Goal
Quote all entries exactly, leaving pictures aside.

Supplied entries
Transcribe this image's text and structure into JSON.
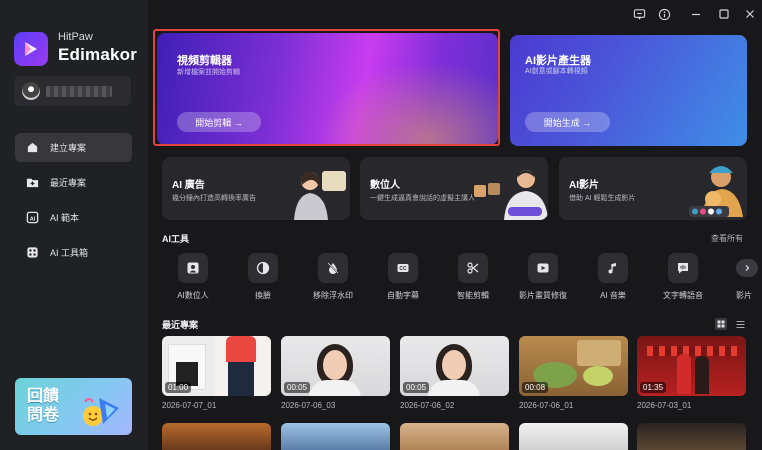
{
  "app": {
    "brand_small": "HitPaw",
    "brand_big": "Edimakor"
  },
  "sidebar": {
    "items": [
      {
        "label": "建立專案",
        "icon": "home-icon",
        "active": true
      },
      {
        "label": "最近專案",
        "icon": "folder-icon",
        "active": false
      },
      {
        "label": "AI 範本",
        "icon": "ai-template-icon",
        "active": false
      },
      {
        "label": "AI 工具箱",
        "icon": "toolbox-icon",
        "active": false
      }
    ],
    "promo": {
      "line1": "回饋",
      "line2": "問卷"
    }
  },
  "window_controls": [
    "chat-icon",
    "info-icon",
    "minimize-icon",
    "maximize-icon",
    "close-icon"
  ],
  "hero": [
    {
      "title": "視頻剪輯器",
      "subtitle": "新增檔案並開始剪輯",
      "button": "開始剪輯 →"
    },
    {
      "title": "AI影片產生器",
      "subtitle": "AI創意或腳本轉視頻",
      "button": "開始生成 →"
    }
  ],
  "cards": [
    {
      "title": "AI 廣告",
      "subtitle": "幾分鐘內打造高轉換率廣告"
    },
    {
      "title": "數位人",
      "subtitle": "一鍵生成逼真會說話的虛擬主講人"
    },
    {
      "title": "AI影片",
      "subtitle": "借助 AI 輕鬆生成影片"
    }
  ],
  "ai_tools": {
    "title": "AI工具",
    "view_all": "查看所有",
    "items": [
      {
        "label": "AI數位人",
        "icon": "avatar-icon"
      },
      {
        "label": "換臉",
        "icon": "face-swap-icon"
      },
      {
        "label": "移除浮水印",
        "icon": "watermark-remove-icon"
      },
      {
        "label": "自動字幕",
        "icon": "cc-icon"
      },
      {
        "label": "智能剪輯",
        "icon": "smart-cut-icon"
      },
      {
        "label": "影片畫質修復",
        "icon": "enhance-icon"
      },
      {
        "label": "AI 音樂",
        "icon": "music-icon"
      },
      {
        "label": "文字轉語音",
        "icon": "tts-icon"
      },
      {
        "label": "影片",
        "icon": "video-icon"
      }
    ]
  },
  "recent": {
    "title": "最近專案",
    "items": [
      {
        "duration": "01:00",
        "date": "2026-07-07_01"
      },
      {
        "duration": "00:05",
        "date": "2026-07-06_03"
      },
      {
        "duration": "00:05",
        "date": "2026-07-06_02"
      },
      {
        "duration": "00:08",
        "date": "2026-07-06_01"
      },
      {
        "duration": "01:35",
        "date": "2026-07-03_01"
      }
    ]
  }
}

Exercise response
Transcribe this image's text and structure into JSON.
{
  "app": {
    "brand_small": "HitPaw",
    "brand_big": "Edimakor"
  },
  "sidebar": {
    "items": [
      {
        "label": "建立專案",
        "icon": "home-icon",
        "active": true
      },
      {
        "label": "最近專案",
        "icon": "folder-icon",
        "active": false
      },
      {
        "label": "AI 範本",
        "icon": "ai-template-icon",
        "active": false
      },
      {
        "label": "AI 工具箱",
        "icon": "toolbox-icon",
        "active": false
      }
    ],
    "promo": {
      "line1": "回饋",
      "line2": "問卷"
    }
  },
  "window_controls": [
    "chat-icon",
    "info-icon",
    "minimize-icon",
    "maximize-icon",
    "close-icon"
  ],
  "hero": [
    {
      "title": "視頻剪輯器",
      "subtitle": "新增檔案並開始剪輯",
      "button": "開始剪輯 →"
    },
    {
      "title": "AI影片產生器",
      "subtitle": "AI創意或腳本轉視頻",
      "button": "開始生成 →"
    }
  ],
  "cards": [
    {
      "title": "AI 廣告",
      "subtitle": "幾分鐘內打造高轉換率廣告"
    },
    {
      "title": "數位人",
      "subtitle": "一鍵生成逼真會說話的虛擬主講人"
    },
    {
      "title": "AI影片",
      "subtitle": "借助 AI 輕鬆生成影片"
    }
  ],
  "ai_tools": {
    "title": "AI工具",
    "view_all": "查看所有",
    "items": [
      {
        "label": "AI數位人",
        "icon": "avatar-icon"
      },
      {
        "label": "換臉",
        "icon": "face-swap-icon"
      },
      {
        "label": "移除浮水印",
        "icon": "watermark-remove-icon"
      },
      {
        "label": "自動字幕",
        "icon": "cc-icon"
      },
      {
        "label": "智能剪輯",
        "icon": "smart-cut-icon"
      },
      {
        "label": "影片畫質修復",
        "icon": "enhance-icon"
      },
      {
        "label": "AI 音樂",
        "icon": "music-icon"
      },
      {
        "label": "文字轉語音",
        "icon": "tts-icon"
      },
      {
        "label": "影片",
        "icon": "video-icon"
      }
    ]
  },
  "recent": {
    "title": "最近專案",
    "items": [
      {
        "duration": "01:00",
        "date": "2026-07-07_01"
      },
      {
        "duration": "00:05",
        "date": "2026-07-06_03"
      },
      {
        "duration": "00:05",
        "date": "2026-07-06_02"
      },
      {
        "duration": "00:08",
        "date": "2026-07-06_01"
      },
      {
        "duration": "01:35",
        "date": "2026-07-03_01"
      }
    ]
  }
}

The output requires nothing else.